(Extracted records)

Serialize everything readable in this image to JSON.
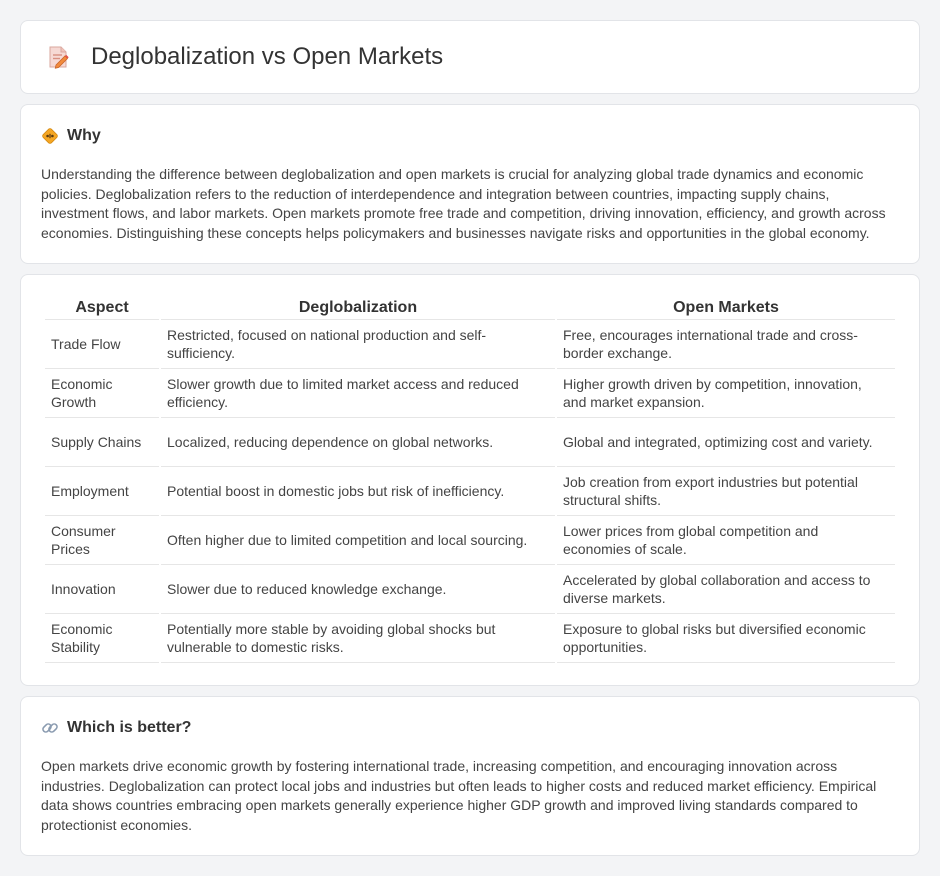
{
  "header": {
    "title": "Deglobalization vs Open Markets",
    "icon": "document-pen-icon"
  },
  "why": {
    "title": "Why",
    "icon": "diamond-sign-icon",
    "text": "Understanding the difference between deglobalization and open markets is crucial for analyzing global trade dynamics and economic policies. Deglobalization refers to the reduction of interdependence and integration between countries, impacting supply chains, investment flows, and labor markets. Open markets promote free trade and competition, driving innovation, efficiency, and growth across economies. Distinguishing these concepts helps policymakers and businesses navigate risks and opportunities in the global economy."
  },
  "comparison": {
    "headers": [
      "Aspect",
      "Deglobalization",
      "Open Markets"
    ],
    "rows": [
      {
        "aspect": "Trade Flow",
        "deglobalization": "Restricted, focused on national production and self-sufficiency.",
        "open_markets": "Free, encourages international trade and cross-border exchange."
      },
      {
        "aspect": "Economic Growth",
        "deglobalization": "Slower growth due to limited market access and reduced efficiency.",
        "open_markets": "Higher growth driven by competition, innovation, and market expansion."
      },
      {
        "aspect": "Supply Chains",
        "deglobalization": "Localized, reducing dependence on global networks.",
        "open_markets": "Global and integrated, optimizing cost and variety."
      },
      {
        "aspect": "Employment",
        "deglobalization": "Potential boost in domestic jobs but risk of inefficiency.",
        "open_markets": "Job creation from export industries but potential structural shifts."
      },
      {
        "aspect": "Consumer Prices",
        "deglobalization": "Often higher due to limited competition and local sourcing.",
        "open_markets": "Lower prices from global competition and economies of scale."
      },
      {
        "aspect": "Innovation",
        "deglobalization": "Slower due to reduced knowledge exchange.",
        "open_markets": "Accelerated by global collaboration and access to diverse markets."
      },
      {
        "aspect": "Economic Stability",
        "deglobalization": "Potentially more stable by avoiding global shocks but vulnerable to domestic risks.",
        "open_markets": "Exposure to global risks but diversified economic opportunities."
      }
    ]
  },
  "better": {
    "title": "Which is better?",
    "icon": "link-icon",
    "text": "Open markets drive economic growth by fostering international trade, increasing competition, and encouraging innovation across industries. Deglobalization can protect local jobs and industries but often leads to higher costs and reduced market efficiency. Empirical data shows countries embracing open markets generally experience higher GDP growth and improved living standards compared to protectionist economies."
  }
}
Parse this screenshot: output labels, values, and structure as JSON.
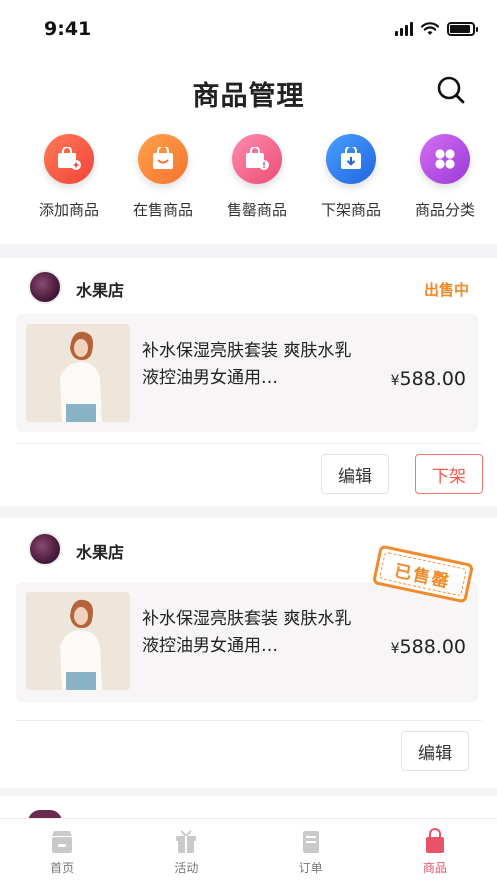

• _What you will do_:
Filter the records above for "JSON" and copy every matching line.

• _Response to the exercise_:
Serialize everything readable in this image to JSON.
Parse this screenshot: output labels, values, and structure as JSON.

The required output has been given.